Return each line of the records holding the string "Confirm".
=-=-=-=-=
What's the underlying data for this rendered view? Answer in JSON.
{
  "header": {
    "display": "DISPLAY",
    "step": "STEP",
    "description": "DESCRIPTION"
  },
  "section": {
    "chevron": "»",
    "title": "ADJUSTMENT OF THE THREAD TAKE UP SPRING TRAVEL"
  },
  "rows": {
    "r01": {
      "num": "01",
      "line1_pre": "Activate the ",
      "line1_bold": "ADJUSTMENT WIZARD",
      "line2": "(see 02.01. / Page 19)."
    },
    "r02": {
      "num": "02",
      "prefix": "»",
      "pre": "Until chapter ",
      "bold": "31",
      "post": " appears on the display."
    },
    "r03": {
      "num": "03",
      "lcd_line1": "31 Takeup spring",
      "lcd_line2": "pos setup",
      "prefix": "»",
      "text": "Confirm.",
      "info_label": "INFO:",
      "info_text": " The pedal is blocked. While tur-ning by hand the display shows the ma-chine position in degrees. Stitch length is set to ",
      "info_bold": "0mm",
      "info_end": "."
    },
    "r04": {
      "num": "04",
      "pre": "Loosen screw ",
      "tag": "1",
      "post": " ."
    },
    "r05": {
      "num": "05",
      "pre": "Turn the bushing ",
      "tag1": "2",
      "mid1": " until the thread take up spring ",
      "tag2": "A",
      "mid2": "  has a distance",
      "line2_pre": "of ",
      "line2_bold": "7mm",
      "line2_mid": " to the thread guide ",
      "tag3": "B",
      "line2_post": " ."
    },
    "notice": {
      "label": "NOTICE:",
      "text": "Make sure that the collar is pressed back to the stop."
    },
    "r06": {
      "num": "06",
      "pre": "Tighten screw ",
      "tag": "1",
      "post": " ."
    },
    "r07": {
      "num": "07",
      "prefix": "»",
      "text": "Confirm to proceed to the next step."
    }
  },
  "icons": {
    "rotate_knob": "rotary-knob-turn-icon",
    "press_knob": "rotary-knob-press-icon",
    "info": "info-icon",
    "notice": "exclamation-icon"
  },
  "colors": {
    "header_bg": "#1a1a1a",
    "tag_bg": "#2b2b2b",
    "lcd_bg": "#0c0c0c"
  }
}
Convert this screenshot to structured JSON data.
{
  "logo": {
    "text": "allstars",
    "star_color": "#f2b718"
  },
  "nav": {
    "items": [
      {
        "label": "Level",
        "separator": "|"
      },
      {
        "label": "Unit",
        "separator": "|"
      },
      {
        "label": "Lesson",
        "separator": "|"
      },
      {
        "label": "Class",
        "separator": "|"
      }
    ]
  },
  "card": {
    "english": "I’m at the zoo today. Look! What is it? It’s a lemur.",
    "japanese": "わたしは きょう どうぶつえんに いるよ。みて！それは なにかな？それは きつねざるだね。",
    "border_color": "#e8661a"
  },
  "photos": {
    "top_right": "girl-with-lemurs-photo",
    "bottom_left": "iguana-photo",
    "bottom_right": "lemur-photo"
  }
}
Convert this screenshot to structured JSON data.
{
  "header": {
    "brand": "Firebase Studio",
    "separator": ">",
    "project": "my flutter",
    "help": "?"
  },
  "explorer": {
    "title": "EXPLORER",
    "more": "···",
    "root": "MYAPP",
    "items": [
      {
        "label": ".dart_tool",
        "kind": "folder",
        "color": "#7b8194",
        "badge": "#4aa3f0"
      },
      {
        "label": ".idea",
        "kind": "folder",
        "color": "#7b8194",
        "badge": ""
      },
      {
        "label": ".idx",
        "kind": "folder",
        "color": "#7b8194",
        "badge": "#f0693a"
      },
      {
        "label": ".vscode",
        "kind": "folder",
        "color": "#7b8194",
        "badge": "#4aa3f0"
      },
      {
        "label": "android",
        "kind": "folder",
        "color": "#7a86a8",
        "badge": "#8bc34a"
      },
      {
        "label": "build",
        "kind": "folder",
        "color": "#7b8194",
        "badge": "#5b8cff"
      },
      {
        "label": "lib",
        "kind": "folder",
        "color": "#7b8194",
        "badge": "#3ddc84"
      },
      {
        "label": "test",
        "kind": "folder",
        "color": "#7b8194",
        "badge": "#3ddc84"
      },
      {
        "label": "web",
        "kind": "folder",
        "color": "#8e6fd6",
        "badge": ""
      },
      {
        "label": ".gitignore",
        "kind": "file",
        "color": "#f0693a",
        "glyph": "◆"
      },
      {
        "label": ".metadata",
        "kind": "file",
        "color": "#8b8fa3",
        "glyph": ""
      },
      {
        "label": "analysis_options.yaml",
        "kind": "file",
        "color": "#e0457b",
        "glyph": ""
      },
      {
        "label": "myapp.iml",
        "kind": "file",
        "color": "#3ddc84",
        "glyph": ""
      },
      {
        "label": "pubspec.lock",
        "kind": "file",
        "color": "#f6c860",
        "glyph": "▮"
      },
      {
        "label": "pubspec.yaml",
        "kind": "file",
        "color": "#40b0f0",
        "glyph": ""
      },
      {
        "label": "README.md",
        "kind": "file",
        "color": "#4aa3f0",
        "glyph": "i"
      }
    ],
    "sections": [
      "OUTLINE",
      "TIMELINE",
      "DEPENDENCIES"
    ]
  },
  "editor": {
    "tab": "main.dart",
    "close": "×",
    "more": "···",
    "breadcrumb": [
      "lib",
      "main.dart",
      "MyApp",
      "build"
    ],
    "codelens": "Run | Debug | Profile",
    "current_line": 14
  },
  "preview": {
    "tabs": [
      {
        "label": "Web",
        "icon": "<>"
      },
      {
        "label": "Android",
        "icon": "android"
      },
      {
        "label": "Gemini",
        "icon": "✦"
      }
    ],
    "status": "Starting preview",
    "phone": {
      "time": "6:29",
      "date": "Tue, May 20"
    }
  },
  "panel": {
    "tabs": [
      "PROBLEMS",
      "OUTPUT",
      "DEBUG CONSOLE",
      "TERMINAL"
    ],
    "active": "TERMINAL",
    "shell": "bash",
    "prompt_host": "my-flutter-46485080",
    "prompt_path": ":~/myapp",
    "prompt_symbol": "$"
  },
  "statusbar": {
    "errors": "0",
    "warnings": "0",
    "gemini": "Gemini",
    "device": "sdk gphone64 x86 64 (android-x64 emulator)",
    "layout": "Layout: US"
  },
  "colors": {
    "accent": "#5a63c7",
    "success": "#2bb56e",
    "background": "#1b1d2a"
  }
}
=-=-=-=-=
Answer for the task:
      "text": "Confirm.",
      "text": "Confirm to proceed to the next step."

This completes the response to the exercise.